(Records about charts and figures)
◇ ◇ ◇ ◇

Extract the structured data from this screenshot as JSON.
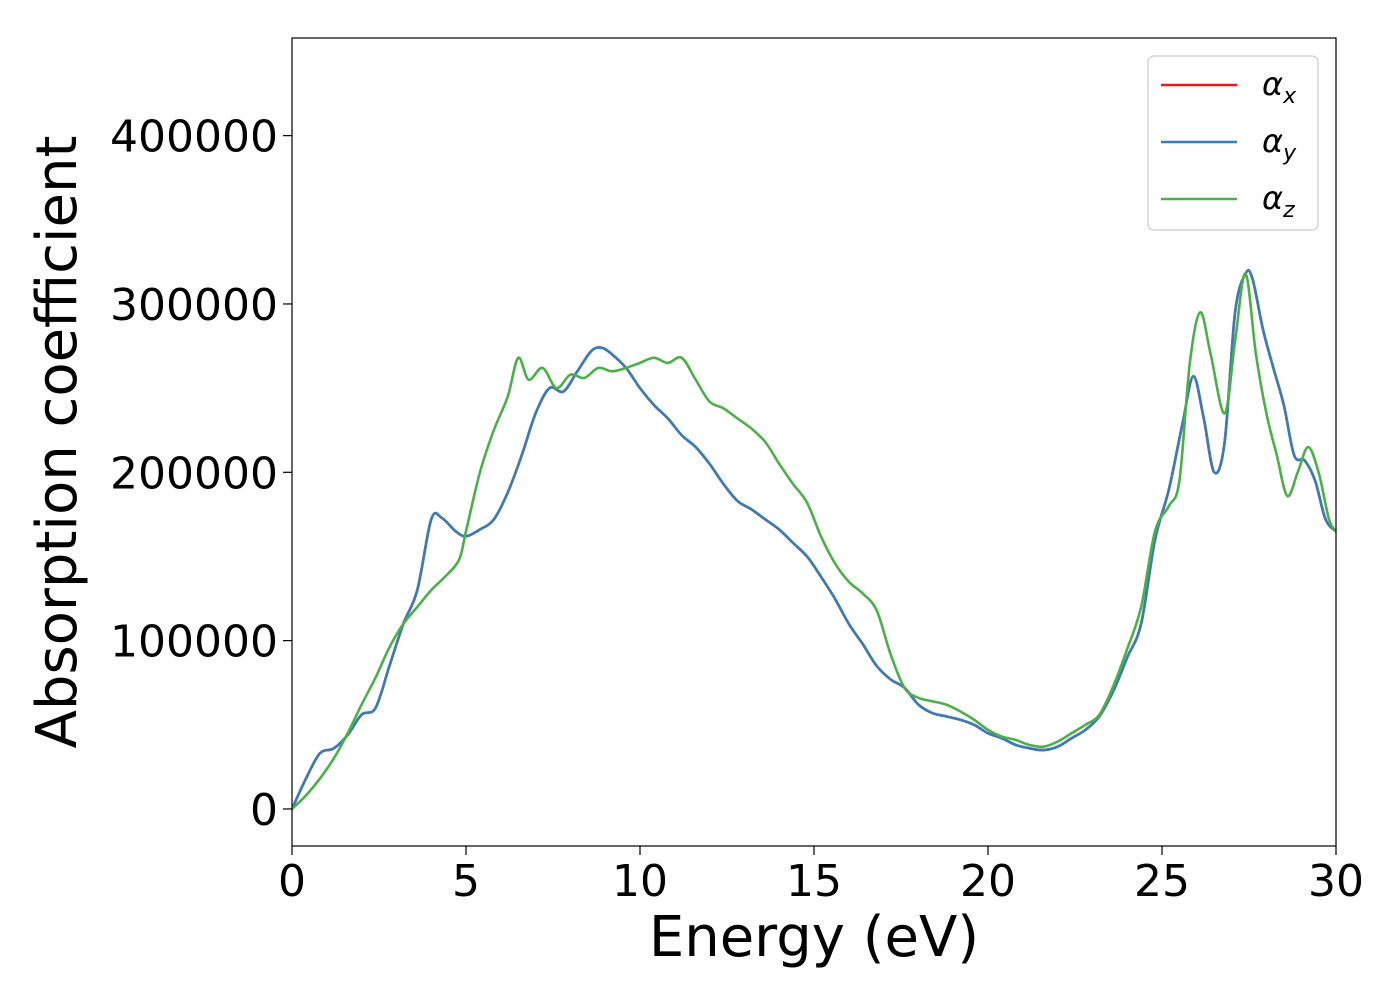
{
  "chart_data": {
    "type": "line",
    "title": "",
    "xlabel": "Energy (eV)",
    "ylabel": "Absorption coefficient",
    "xlim": [
      0,
      30
    ],
    "ylim": [
      -22000,
      458000
    ],
    "xticks": [
      0,
      5,
      10,
      15,
      20,
      25,
      30
    ],
    "xtick_labels": [
      "0",
      "5",
      "10",
      "15",
      "20",
      "25",
      "30"
    ],
    "yticks": [
      0,
      100000,
      200000,
      300000,
      400000
    ],
    "ytick_labels": [
      "0",
      "100000",
      "200000",
      "300000",
      "400000"
    ],
    "grid": false,
    "legend_position": "top-right",
    "series": [
      {
        "name": "α",
        "subscript": "x",
        "color": "#e41a1c",
        "x": [
          0,
          0.4,
          0.8,
          1.2,
          1.6,
          2.0,
          2.4,
          2.8,
          3.2,
          3.6,
          4.0,
          4.3,
          4.7,
          5.0,
          5.4,
          5.8,
          6.2,
          6.6,
          7.0,
          7.4,
          7.8,
          8.2,
          8.6,
          8.9,
          9.2,
          9.6,
          10.0,
          10.4,
          10.8,
          11.2,
          11.6,
          12.0,
          12.4,
          12.8,
          13.2,
          13.6,
          14.0,
          14.4,
          14.8,
          15.2,
          15.6,
          16.0,
          16.4,
          16.8,
          17.2,
          17.6,
          18.0,
          18.4,
          18.8,
          19.2,
          19.6,
          20.0,
          20.4,
          20.8,
          21.2,
          21.6,
          22.0,
          22.4,
          22.8,
          23.2,
          23.6,
          24.0,
          24.4,
          24.8,
          25.2,
          25.6,
          25.9,
          26.2,
          26.5,
          26.8,
          27.1,
          27.4,
          27.6,
          27.9,
          28.2,
          28.5,
          28.8,
          29.1,
          29.4,
          29.7,
          30.0
        ],
        "values": [
          0,
          18000,
          33000,
          36000,
          44000,
          56000,
          60000,
          85000,
          110000,
          130000,
          172000,
          173000,
          165000,
          162000,
          166000,
          172000,
          188000,
          210000,
          235000,
          250000,
          248000,
          260000,
          272000,
          274000,
          270000,
          262000,
          250000,
          240000,
          232000,
          222000,
          215000,
          205000,
          193000,
          183000,
          178000,
          172000,
          166000,
          158000,
          150000,
          138000,
          125000,
          110000,
          98000,
          85000,
          77000,
          72000,
          62000,
          57000,
          55000,
          53000,
          50000,
          45000,
          42000,
          38000,
          36000,
          35000,
          37000,
          42000,
          47000,
          55000,
          70000,
          90000,
          110000,
          160000,
          190000,
          230000,
          257000,
          232000,
          200000,
          218000,
          295000,
          318000,
          315000,
          285000,
          262000,
          240000,
          210000,
          207000,
          195000,
          172000,
          165000
        ]
      },
      {
        "name": "α",
        "subscript": "y",
        "color": "#377eb8",
        "x": [
          0,
          0.4,
          0.8,
          1.2,
          1.6,
          2.0,
          2.4,
          2.8,
          3.2,
          3.6,
          4.0,
          4.3,
          4.7,
          5.0,
          5.4,
          5.8,
          6.2,
          6.6,
          7.0,
          7.4,
          7.8,
          8.2,
          8.6,
          8.9,
          9.2,
          9.6,
          10.0,
          10.4,
          10.8,
          11.2,
          11.6,
          12.0,
          12.4,
          12.8,
          13.2,
          13.6,
          14.0,
          14.4,
          14.8,
          15.2,
          15.6,
          16.0,
          16.4,
          16.8,
          17.2,
          17.6,
          18.0,
          18.4,
          18.8,
          19.2,
          19.6,
          20.0,
          20.4,
          20.8,
          21.2,
          21.6,
          22.0,
          22.4,
          22.8,
          23.2,
          23.6,
          24.0,
          24.4,
          24.8,
          25.2,
          25.6,
          25.9,
          26.2,
          26.5,
          26.8,
          27.1,
          27.4,
          27.6,
          27.9,
          28.2,
          28.5,
          28.8,
          29.1,
          29.4,
          29.7,
          30.0
        ],
        "values": [
          0,
          18000,
          33000,
          36000,
          44000,
          56000,
          60000,
          85000,
          110000,
          130000,
          172000,
          173000,
          165000,
          162000,
          166000,
          172000,
          188000,
          210000,
          235000,
          250000,
          248000,
          260000,
          272000,
          274000,
          270000,
          262000,
          250000,
          240000,
          232000,
          222000,
          215000,
          205000,
          193000,
          183000,
          178000,
          172000,
          166000,
          158000,
          150000,
          138000,
          125000,
          110000,
          98000,
          85000,
          77000,
          72000,
          62000,
          57000,
          55000,
          53000,
          50000,
          45000,
          42000,
          38000,
          36000,
          35000,
          37000,
          42000,
          47000,
          55000,
          70000,
          90000,
          110000,
          160000,
          190000,
          230000,
          257000,
          232000,
          200000,
          218000,
          295000,
          318000,
          315000,
          285000,
          262000,
          240000,
          210000,
          207000,
          195000,
          172000,
          165000
        ]
      },
      {
        "name": "α",
        "subscript": "z",
        "color": "#4daf4a",
        "x": [
          0,
          0.4,
          0.8,
          1.2,
          1.6,
          2.0,
          2.4,
          2.8,
          3.2,
          3.6,
          4.0,
          4.4,
          4.8,
          5.0,
          5.4,
          5.8,
          6.2,
          6.5,
          6.8,
          7.2,
          7.6,
          8.0,
          8.4,
          8.8,
          9.2,
          9.6,
          10.0,
          10.4,
          10.8,
          11.2,
          11.6,
          12.0,
          12.4,
          12.8,
          13.2,
          13.6,
          14.0,
          14.4,
          14.8,
          15.2,
          15.6,
          16.0,
          16.4,
          16.8,
          17.2,
          17.6,
          18.0,
          18.4,
          18.8,
          19.2,
          19.6,
          20.0,
          20.4,
          20.8,
          21.2,
          21.6,
          22.0,
          22.4,
          22.8,
          23.2,
          23.6,
          24.0,
          24.4,
          24.8,
          25.2,
          25.5,
          25.8,
          26.1,
          26.4,
          26.8,
          27.1,
          27.4,
          27.7,
          28.0,
          28.3,
          28.6,
          28.9,
          29.2,
          29.5,
          29.8,
          30.0
        ],
        "values": [
          0,
          8000,
          18000,
          30000,
          45000,
          62000,
          78000,
          96000,
          110000,
          120000,
          130000,
          138000,
          148000,
          165000,
          200000,
          225000,
          245000,
          268000,
          255000,
          262000,
          250000,
          258000,
          256000,
          262000,
          260000,
          262000,
          265000,
          268000,
          265000,
          268000,
          255000,
          242000,
          238000,
          232000,
          226000,
          218000,
          205000,
          193000,
          182000,
          162000,
          146000,
          135000,
          128000,
          118000,
          92000,
          72000,
          66000,
          64000,
          62000,
          58000,
          53000,
          47000,
          43000,
          41000,
          38000,
          37000,
          40000,
          45000,
          50000,
          56000,
          73000,
          95000,
          120000,
          165000,
          180000,
          195000,
          265000,
          295000,
          270000,
          235000,
          278000,
          318000,
          270000,
          235000,
          210000,
          186000,
          200000,
          215000,
          200000,
          172000,
          165000
        ]
      }
    ]
  }
}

◇ ◇ ◇ ◇

→ Goal
Find each line with the string "subscript" and copy it out.

→ Finished exercise
        "subscript": "x",
        "subscript": "y",
        "subscript": "z",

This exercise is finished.